>> START

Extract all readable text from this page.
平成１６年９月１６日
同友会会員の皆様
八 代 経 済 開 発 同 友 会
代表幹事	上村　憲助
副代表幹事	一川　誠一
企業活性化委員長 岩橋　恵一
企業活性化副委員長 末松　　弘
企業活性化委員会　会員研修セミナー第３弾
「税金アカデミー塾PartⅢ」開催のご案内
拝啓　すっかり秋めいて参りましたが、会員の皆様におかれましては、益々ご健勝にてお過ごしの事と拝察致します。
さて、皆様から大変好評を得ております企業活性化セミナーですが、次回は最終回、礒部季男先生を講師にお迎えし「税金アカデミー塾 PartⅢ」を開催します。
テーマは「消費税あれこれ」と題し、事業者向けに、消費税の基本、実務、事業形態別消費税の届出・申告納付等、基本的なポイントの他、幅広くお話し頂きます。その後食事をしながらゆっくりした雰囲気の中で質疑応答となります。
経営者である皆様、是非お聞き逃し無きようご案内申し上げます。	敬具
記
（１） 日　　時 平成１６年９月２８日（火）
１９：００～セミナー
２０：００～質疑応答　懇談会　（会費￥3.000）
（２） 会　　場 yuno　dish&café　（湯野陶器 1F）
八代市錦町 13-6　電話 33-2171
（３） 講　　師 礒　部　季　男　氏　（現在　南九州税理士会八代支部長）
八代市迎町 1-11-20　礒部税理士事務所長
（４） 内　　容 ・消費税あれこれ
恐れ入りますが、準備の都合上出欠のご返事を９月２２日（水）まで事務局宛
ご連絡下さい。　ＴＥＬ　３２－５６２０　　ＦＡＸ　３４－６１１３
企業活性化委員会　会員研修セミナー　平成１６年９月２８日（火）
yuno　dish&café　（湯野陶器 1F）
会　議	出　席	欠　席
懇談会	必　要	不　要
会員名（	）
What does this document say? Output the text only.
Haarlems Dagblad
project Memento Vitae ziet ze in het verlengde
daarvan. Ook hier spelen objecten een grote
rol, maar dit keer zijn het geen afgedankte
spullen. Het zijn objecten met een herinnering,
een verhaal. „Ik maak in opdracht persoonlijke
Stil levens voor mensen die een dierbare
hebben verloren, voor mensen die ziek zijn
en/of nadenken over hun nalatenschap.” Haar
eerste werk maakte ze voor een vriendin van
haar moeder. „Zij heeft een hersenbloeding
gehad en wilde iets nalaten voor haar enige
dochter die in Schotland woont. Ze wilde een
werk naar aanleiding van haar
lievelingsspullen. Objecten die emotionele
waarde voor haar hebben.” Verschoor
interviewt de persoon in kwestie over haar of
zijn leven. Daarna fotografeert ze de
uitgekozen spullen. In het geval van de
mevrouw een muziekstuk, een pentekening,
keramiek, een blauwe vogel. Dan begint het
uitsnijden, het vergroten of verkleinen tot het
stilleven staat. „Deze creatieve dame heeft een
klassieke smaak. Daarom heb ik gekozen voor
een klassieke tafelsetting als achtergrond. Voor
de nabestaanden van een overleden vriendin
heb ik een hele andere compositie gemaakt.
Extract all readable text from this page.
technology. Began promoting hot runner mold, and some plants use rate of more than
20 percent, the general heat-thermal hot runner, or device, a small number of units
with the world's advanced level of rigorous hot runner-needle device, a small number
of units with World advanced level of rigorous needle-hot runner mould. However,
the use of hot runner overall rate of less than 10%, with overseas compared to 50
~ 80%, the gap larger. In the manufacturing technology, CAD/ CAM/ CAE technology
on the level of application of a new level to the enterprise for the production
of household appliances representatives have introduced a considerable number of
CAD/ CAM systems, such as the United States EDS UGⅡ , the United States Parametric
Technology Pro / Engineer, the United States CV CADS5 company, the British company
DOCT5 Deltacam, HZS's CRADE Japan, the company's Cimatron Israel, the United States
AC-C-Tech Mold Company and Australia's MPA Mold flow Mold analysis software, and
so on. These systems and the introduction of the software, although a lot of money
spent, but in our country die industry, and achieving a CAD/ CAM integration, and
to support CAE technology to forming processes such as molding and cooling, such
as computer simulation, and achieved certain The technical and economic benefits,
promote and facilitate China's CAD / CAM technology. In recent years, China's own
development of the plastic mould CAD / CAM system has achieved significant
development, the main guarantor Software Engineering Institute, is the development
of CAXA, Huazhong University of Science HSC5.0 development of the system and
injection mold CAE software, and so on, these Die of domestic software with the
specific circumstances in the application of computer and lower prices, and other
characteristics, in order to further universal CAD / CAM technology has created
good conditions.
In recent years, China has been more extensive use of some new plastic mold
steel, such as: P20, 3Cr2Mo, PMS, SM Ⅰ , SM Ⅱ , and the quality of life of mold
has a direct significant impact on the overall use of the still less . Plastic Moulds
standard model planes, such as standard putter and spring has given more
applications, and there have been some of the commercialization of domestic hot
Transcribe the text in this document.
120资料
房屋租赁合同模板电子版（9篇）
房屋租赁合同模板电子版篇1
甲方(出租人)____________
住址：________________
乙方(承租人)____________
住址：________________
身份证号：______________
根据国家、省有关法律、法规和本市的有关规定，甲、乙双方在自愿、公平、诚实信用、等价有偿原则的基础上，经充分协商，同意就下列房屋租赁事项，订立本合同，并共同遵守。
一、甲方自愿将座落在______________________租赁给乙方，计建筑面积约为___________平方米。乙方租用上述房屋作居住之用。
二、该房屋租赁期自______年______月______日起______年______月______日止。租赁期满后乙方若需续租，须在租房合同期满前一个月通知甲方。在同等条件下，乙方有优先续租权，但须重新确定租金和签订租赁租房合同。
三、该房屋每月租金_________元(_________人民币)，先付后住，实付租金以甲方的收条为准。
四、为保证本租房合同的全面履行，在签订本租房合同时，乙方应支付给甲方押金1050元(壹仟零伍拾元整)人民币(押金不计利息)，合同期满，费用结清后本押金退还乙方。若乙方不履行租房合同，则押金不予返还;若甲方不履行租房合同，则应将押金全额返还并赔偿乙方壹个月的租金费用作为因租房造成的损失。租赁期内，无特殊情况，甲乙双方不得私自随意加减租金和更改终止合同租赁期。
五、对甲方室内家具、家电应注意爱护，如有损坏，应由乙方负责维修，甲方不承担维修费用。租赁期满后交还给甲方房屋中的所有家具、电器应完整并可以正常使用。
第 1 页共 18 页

>> END

> Short task: Word for word, write out the data.

> Answer to the exercise:
Extract all readable text from this page.
平成１６年９月１６日
同友会会員の皆様
八 代 経 済 開 発 同 友 会
代表幹事	上村　憲助
副代表幹事	一川　誠一
企業活性化委員長 岩橋　恵一
企業活性化副委員長 末松　　弘
企業活性化委員会　会員研修セミナー第３弾
「税金アカデミー塾PartⅢ」開催のご案内
拝啓　すっかり秋めいて参りましたが、会員の皆様におかれましては、益々ご健勝にてお過ごしの事と拝察致します。
さて、皆様から大変好評を得ております企業活性化セミナーですが、次回は最終回、礒部季男先生を講師にお迎えし「税金アカデミー塾 PartⅢ」を開催します。
テーマは「消費税あれこれ」と題し、事業者向けに、消費税の基本、実務、事業形態別消費税の届出・申告納付等、基本的なポイントの他、幅広くお話し頂きます。その後食事をしながらゆっくりした雰囲気の中で質疑応答となります。
経営者である皆様、是非お聞き逃し無きようご案内申し上げます。	敬具
記
（１） 日　　時 平成１６年９月２８日（火）
１９：００～セミナー
２０：００～質疑応答　懇談会　（会費￥3.000）
（２） 会　　場 yuno　dish&café　（湯野陶器 1F）
八代市錦町 13-6　電話 33-2171
（３） 講　　師 礒　部　季　男　氏　（現在　南九州税理士会八代支部長）
八代市迎町 1-11-20　礒部税理士事務所長
（４） 内　　容 ・消費税あれこれ
恐れ入りますが、準備の都合上出欠のご返事を９月２２日（水）まで事務局宛
ご連絡下さい。　ＴＥＬ　３２－５６２０　　ＦＡＸ　３４－６１１３
企業活性化委員会　会員研修セミナー　平成１６年９月２８日（火）
yuno　dish&café　（湯野陶器 1F）
会　議	出　席	欠　席
懇談会	必　要	不　要
会員名（	）
What does this document say? Output the text only.
Haarlems Dagblad
project Memento Vitae ziet ze in het verlengde
daarvan. Ook hier spelen objecten een grote
rol, maar dit keer zijn het geen afgedankte
spullen. Het zijn objecten met een herinnering,
een verhaal. „Ik maak in opdracht persoonlijke
Stil levens voor mensen die een dierbare
hebben verloren, voor mensen die ziek zijn
en/of nadenken over hun nalatenschap.” Haar
eerste werk maakte ze voor een vriendin van
haar moeder. „Zij heeft een hersenbloeding
gehad en wilde iets nalaten voor haar enige
dochter die in Schotland woont. Ze wilde een
werk naar aanleiding van haar
lievelingsspullen. Objecten die emotionele
waarde voor haar hebben.” Verschoor
interviewt de persoon in kwestie over haar of
zijn leven. Daarna fotografeert ze de
uitgekozen spullen. In het geval van de
mevrouw een muziekstuk, een pentekening,
keramiek, een blauwe vogel. Dan begint het
uitsnijden, het vergroten of verkleinen tot het
stilleven staat. „Deze creatieve dame heeft een
klassieke smaak. Daarom heb ik gekozen voor
een klassieke tafelsetting als achtergrond. Voor
de nabestaanden van een overleden vriendin
heb ik een hele andere compositie gemaakt.
Extract all readable text from this page.
technology. Began promoting hot runner mold, and some plants use rate of more than
20 percent, the general heat-thermal hot runner, or device, a small number of units
with the world's advanced level of rigorous hot runner-needle device, a small number
of units with World advanced level of rigorous needle-hot runner mould. However,
the use of hot runner overall rate of less than 10%, with overseas compared to 50
~ 80%, the gap larger. In the manufacturing technology, CAD/ CAM/ CAE technology
on the level of application of a new level to the enterprise for the production
of household appliances representatives have introduced a considerable number of
CAD/ CAM systems, such as the United States EDS UGⅡ , the United States Parametric
Technology Pro / Engineer, the United States CV CADS5 company, the British company
DOCT5 Deltacam, HZS's CRADE Japan, the company's Cimatron Israel, the United States
AC-C-Tech Mold Company and Australia's MPA Mold flow Mold analysis software, and
so on. These systems and the introduction of the software, although a lot of money
spent, but in our country die industry, and achieving a CAD/ CAM integration, and
to support CAE technology to forming processes such as molding and cooling, such
as computer simulation, and achieved certain The technical and economic benefits,
promote and facilitate China's CAD / CAM technology. In recent years, China's own
development of the plastic mould CAD / CAM system has achieved significant
development, the main guarantor Software Engineering Institute, is the development
of CAXA, Huazhong University of Science HSC5.0 development of the system and
injection mold CAE software, and so on, these Die of domestic software with the
specific circumstances in the application of computer and lower prices, and other
characteristics, in order to further universal CAD / CAM technology has created
good conditions.
In recent years, China has been more extensive use of some new plastic mold
steel, such as: P20, 3Cr2Mo, PMS, SM Ⅰ , SM Ⅱ , and the quality of life of mold
has a direct significant impact on the overall use of the still less . Plastic Moulds
standard model planes, such as standard putter and spring has given more
applications, and there have been some of the commercialization of domestic hot
Transcribe the text in this document.
120资料
房屋租赁合同模板电子版（9篇）
房屋租赁合同模板电子版篇1
甲方(出租人)____________
住址：________________
乙方(承租人)____________
住址：________________
身份证号：______________
根据国家、省有关法律、法规和本市的有关规定，甲、乙双方在自愿、公平、诚实信用、等价有偿原则的基础上，经充分协商，同意就下列房屋租赁事项，订立本合同，并共同遵守。
一、甲方自愿将座落在______________________租赁给乙方，计建筑面积约为___________平方米。乙方租用上述房屋作居住之用。
二、该房屋租赁期自______年______月______日起______年______月______日止。租赁期满后乙方若需续租，须在租房合同期满前一个月通知甲方。在同等条件下，乙方有优先续租权，但须重新确定租金和签订租赁租房合同。
三、该房屋每月租金_________元(_________人民币)，先付后住，实付租金以甲方的收条为准。
四、为保证本租房合同的全面履行，在签订本租房合同时，乙方应支付给甲方押金1050元(壹仟零伍拾元整)人民币(押金不计利息)，合同期满，费用结清后本押金退还乙方。若乙方不履行租房合同，则押金不予返还;若甲方不履行租房合同，则应将押金全额返还并赔偿乙方壹个月的租金费用作为因租房造成的损失。租赁期内，无特殊情况，甲乙双方不得私自随意加减租金和更改终止合同租赁期。
五、对甲方室内家具、家电应注意爱护，如有损坏，应由乙方负责维修，甲方不承担维修费用。租赁期满后交还给甲方房屋中的所有家具、电器应完整并可以正常使用。
第 1 页共 18 页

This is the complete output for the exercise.